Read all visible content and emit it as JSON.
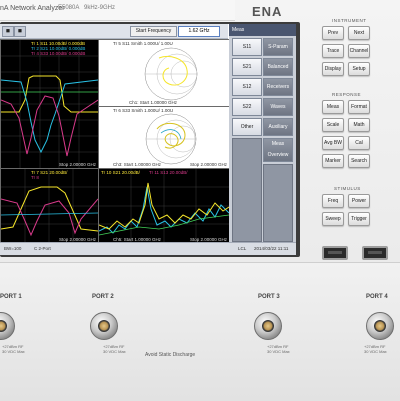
{
  "header": {
    "brand": "nA Network Analyzer",
    "model": "E5080A",
    "freq_range": "9kHz-9GHz",
    "ena": "ENA"
  },
  "toolbar": {
    "btn1": "◼",
    "btn2": "◼",
    "sf_label": "Start Frequency",
    "sf_value": "1.62 GHz"
  },
  "traces": {
    "tr1": {
      "head1": "Tr 1  S11 10.00dB/ 0.000dB",
      "head2": "Tr 2  S21 10.00dB/ 0.000dB",
      "head3": "Tr 4  S33 10.00dB/ 0.000dB",
      "foot": "Ch1: Start  1.00000 GHz",
      "stop": "Stop  2.00000 GHz"
    },
    "tr5": {
      "head": "Tr 5  S11 Smith 1.000U/ 1.00U",
      "foot": "Ch1: Start  1.00000 GHz",
      "stop": "Stop  1.00000 GHz"
    },
    "tr6": {
      "head": "Tr 6  S33 Smith 1.000U/ 1.00U",
      "foot": "Ch3: Start  1.00000 GHz",
      "stop": "Stop  2.00000 GHz"
    },
    "tr7": {
      "head1": "Tr 7  S21 20.00dB/",
      "head2": "Tr 8",
      "foot": "",
      "stop": "Stop  2.00000 GHz"
    },
    "tr9": {
      "head1": "Tr 10  S21 20.00dB/",
      "head2": "Tr 11  S13 20.00dB/",
      "foot": "Ch5: Start  1.00000 GHz",
      "stop": "Stop  2.00000 GHz"
    }
  },
  "softkeys": {
    "title": "Meas",
    "s11": "S11",
    "s21": "S21",
    "s12": "S12",
    "s22": "S22",
    "other": "Other",
    "right1": "S-Param",
    "right2": "Balanced",
    "right3": "Receivers",
    "right4": "Waves",
    "right5": "Auxiliary",
    "right6": "Meas Overview"
  },
  "statusbar": {
    "left": "BW=100",
    "mid": "C  2-Port",
    "right1": "LCL",
    "right2": "2014/03/22 11:11"
  },
  "side_panel": {
    "instrument_title": "INSTRUMENT",
    "response_title": "RESPONSE",
    "stimulus_title": "STIMULUS",
    "instr_keys": [
      "Prev",
      "Next",
      "Trace",
      "Channel",
      "Display",
      "Setup"
    ],
    "resp_keys": [
      "Meas",
      "Format",
      "Scale",
      "Math",
      "Avg BW",
      "Cal",
      "Marker",
      "Search"
    ],
    "stim_keys": [
      "Freq",
      "Power",
      "Sweep",
      "Trigger"
    ]
  },
  "ports": {
    "p1": "PORT 1",
    "p2": "PORT 2",
    "p3": "PORT 3",
    "p4": "PORT 4",
    "warn1": "+27dBm RF",
    "warn2": "30 VDC Max",
    "esd": "Avoid Static Discharge"
  },
  "colors": {
    "trace_yellow": "#f5e52a",
    "trace_cyan": "#29c2e6",
    "trace_magenta": "#d93a8b",
    "trace_green": "#43d35a",
    "softkey_header": "#4a5670"
  }
}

▸ Written request
Print each record exactly as it stands, leaving the images out.

▸ Written answer
Read all visible content and emit it as JSON.
{
  "header": {
    "brand": "nA Network Analyzer",
    "model": "E5080A",
    "freq_range": "9kHz-9GHz",
    "ena": "ENA"
  },
  "toolbar": {
    "btn1": "◼",
    "btn2": "◼",
    "sf_label": "Start Frequency",
    "sf_value": "1.62 GHz"
  },
  "traces": {
    "tr1": {
      "head1": "Tr 1  S11 10.00dB/ 0.000dB",
      "head2": "Tr 2  S21 10.00dB/ 0.000dB",
      "head3": "Tr 4  S33 10.00dB/ 0.000dB",
      "foot": "Ch1: Start  1.00000 GHz",
      "stop": "Stop  2.00000 GHz"
    },
    "tr5": {
      "head": "Tr 5  S11 Smith 1.000U/ 1.00U",
      "foot": "Ch1: Start  1.00000 GHz",
      "stop": "Stop  1.00000 GHz"
    },
    "tr6": {
      "head": "Tr 6  S33 Smith 1.000U/ 1.00U",
      "foot": "Ch3: Start  1.00000 GHz",
      "stop": "Stop  2.00000 GHz"
    },
    "tr7": {
      "head1": "Tr 7  S21 20.00dB/",
      "head2": "Tr 8",
      "foot": "",
      "stop": "Stop  2.00000 GHz"
    },
    "tr9": {
      "head1": "Tr 10  S21 20.00dB/",
      "head2": "Tr 11  S13 20.00dB/",
      "foot": "Ch5: Start  1.00000 GHz",
      "stop": "Stop  2.00000 GHz"
    }
  },
  "softkeys": {
    "title": "Meas",
    "s11": "S11",
    "s21": "S21",
    "s12": "S12",
    "s22": "S22",
    "other": "Other",
    "right1": "S-Param",
    "right2": "Balanced",
    "right3": "Receivers",
    "right4": "Waves",
    "right5": "Auxiliary",
    "right6": "Meas Overview"
  },
  "statusbar": {
    "left": "BW=100",
    "mid": "C  2-Port",
    "right1": "LCL",
    "right2": "2014/03/22 11:11"
  },
  "side_panel": {
    "instrument_title": "INSTRUMENT",
    "response_title": "RESPONSE",
    "stimulus_title": "STIMULUS",
    "instr_keys": [
      "Prev",
      "Next",
      "Trace",
      "Channel",
      "Display",
      "Setup"
    ],
    "resp_keys": [
      "Meas",
      "Format",
      "Scale",
      "Math",
      "Avg BW",
      "Cal",
      "Marker",
      "Search"
    ],
    "stim_keys": [
      "Freq",
      "Power",
      "Sweep",
      "Trigger"
    ]
  },
  "ports": {
    "p1": "PORT 1",
    "p2": "PORT 2",
    "p3": "PORT 3",
    "p4": "PORT 4",
    "warn1": "+27dBm RF",
    "warn2": "30 VDC Max",
    "esd": "Avoid Static Discharge"
  },
  "colors": {
    "trace_yellow": "#f5e52a",
    "trace_cyan": "#29c2e6",
    "trace_magenta": "#d93a8b",
    "trace_green": "#43d35a",
    "softkey_header": "#4a5670"
  }
}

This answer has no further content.